[Source data]
=======
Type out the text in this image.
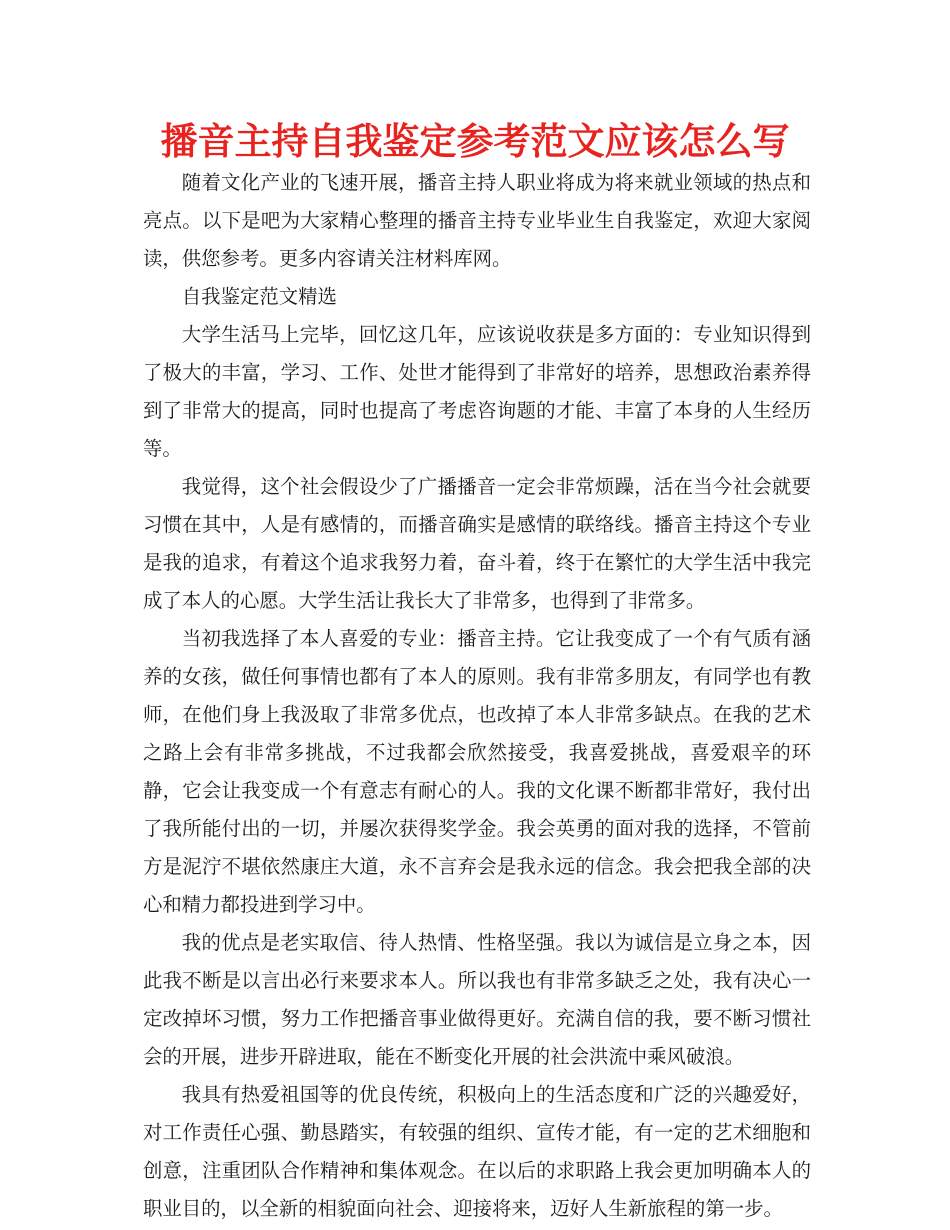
播音主持自我鉴定参考范文应该怎么写

随着文化产业的飞速开展，播音主持人职业将成为将来就业领域的热点和亮点。以下是吧为大家精心整理的播音主持专业毕业生自我鉴定，欢迎大家阅读，供您参考。更多内容请关注材料库网。

自我鉴定范文精选

大学生活马上完毕，回忆这几年，应该说收获是多方面的：专业知识得到了极大的丰富，学习、工作、处世才能得到了非常好的培养，思想政治素养得到了非常大的提高，同时也提高了考虑咨询题的才能、丰富了本身的人生经历等。

我觉得，这个社会假设少了广播播音一定会非常烦躁，活在当今社会就要习惯在其中，人是有感情的，而播音确实是感情的联络线。播音主持这个专业是我的追求，有着这个追求我努力着，奋斗着，终于在繁忙的大学生活中我完成了本人的心愿。大学生活让我长大了非常多，也得到了非常多。

当初我选择了本人喜爱的专业：播音主持。它让我变成了一个有气质有涵养的女孩，做任何事情也都有了本人的原则。我有非常多朋友，有同学也有教师，在他们身上我汲取了非常多优点，也改掉了本人非常多缺点。在我的艺术之路上会有非常多挑战，不过我都会欣然接受，我喜爱挑战，喜爱艰辛的环静，它会让我变成一个有意志有耐心的人。我的文化课不断都非常好，我付出了我所能付出的一切，并屡次获得奖学金。我会英勇的面对我的选择，不管前方是泥泞不堪依然康庄大道，永不言弃会是我永远的信念。我会把我全部的决心和精力都投进到学习中。

我的优点是老实取信、待人热情、性格坚强。我以为诚信是立身之本，因此我不断是以言出必行来要求本人。所以我也有非常多缺乏之处，我有决心一定改掉坏习惯，努力工作把播音事业做得更好。充满自信的我，要不断习惯社会的开展，进步开辟进取，能在不断变化开展的社会洪流中乘风破浪。

我具有热爱祖国等的优良传统，积极向上的生活态度和广泛的兴趣爱好，对工作责任心强、勤恳踏实，有较强的组织、宣传才能，有一定的艺术细胞和创意，注重团队合作精神和集体观念。在以后的求职路上我会更加明确本人的职业目的，以全新的相貌面向社会、迎接将来，迈好人生新旅程的第一步。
=======
Aim of the task:
Repeat the material above word for word and skip every image in it.

The completed task:
Type out the text in this image.
播音主持自我鉴定参考范文应该怎么写

随着文化产业的飞速开展，播音主持人职业将成为将来就业领域的热点和亮点。以下是吧为大家精心整理的播音主持专业毕业生自我鉴定，欢迎大家阅读，供您参考。更多内容请关注材料库网。

自我鉴定范文精选

大学生活马上完毕，回忆这几年，应该说收获是多方面的：专业知识得到了极大的丰富，学习、工作、处世才能得到了非常好的培养，思想政治素养得到了非常大的提高，同时也提高了考虑咨询题的才能、丰富了本身的人生经历等。

我觉得，这个社会假设少了广播播音一定会非常烦躁，活在当今社会就要习惯在其中，人是有感情的，而播音确实是感情的联络线。播音主持这个专业是我的追求，有着这个追求我努力着，奋斗着，终于在繁忙的大学生活中我完成了本人的心愿。大学生活让我长大了非常多，也得到了非常多。

当初我选择了本人喜爱的专业：播音主持。它让我变成了一个有气质有涵养的女孩，做任何事情也都有了本人的原则。我有非常多朋友，有同学也有教师，在他们身上我汲取了非常多优点，也改掉了本人非常多缺点。在我的艺术之路上会有非常多挑战，不过我都会欣然接受，我喜爱挑战，喜爱艰辛的环静，它会让我变成一个有意志有耐心的人。我的文化课不断都非常好，我付出了我所能付出的一切，并屡次获得奖学金。我会英勇的面对我的选择，不管前方是泥泞不堪依然康庄大道，永不言弃会是我永远的信念。我会把我全部的决心和精力都投进到学习中。

我的优点是老实取信、待人热情、性格坚强。我以为诚信是立身之本，因此我不断是以言出必行来要求本人。所以我也有非常多缺乏之处，我有决心一定改掉坏习惯，努力工作把播音事业做得更好。充满自信的我，要不断习惯社会的开展，进步开辟进取，能在不断变化开展的社会洪流中乘风破浪。

我具有热爱祖国等的优良传统，积极向上的生活态度和广泛的兴趣爱好，对工作责任心强、勤恳踏实，有较强的组织、宣传才能，有一定的艺术细胞和创意，注重团队合作精神和集体观念。在以后的求职路上我会更加明确本人的职业目的，以全新的相貌面向社会、迎接将来，迈好人生新旅程的第一步。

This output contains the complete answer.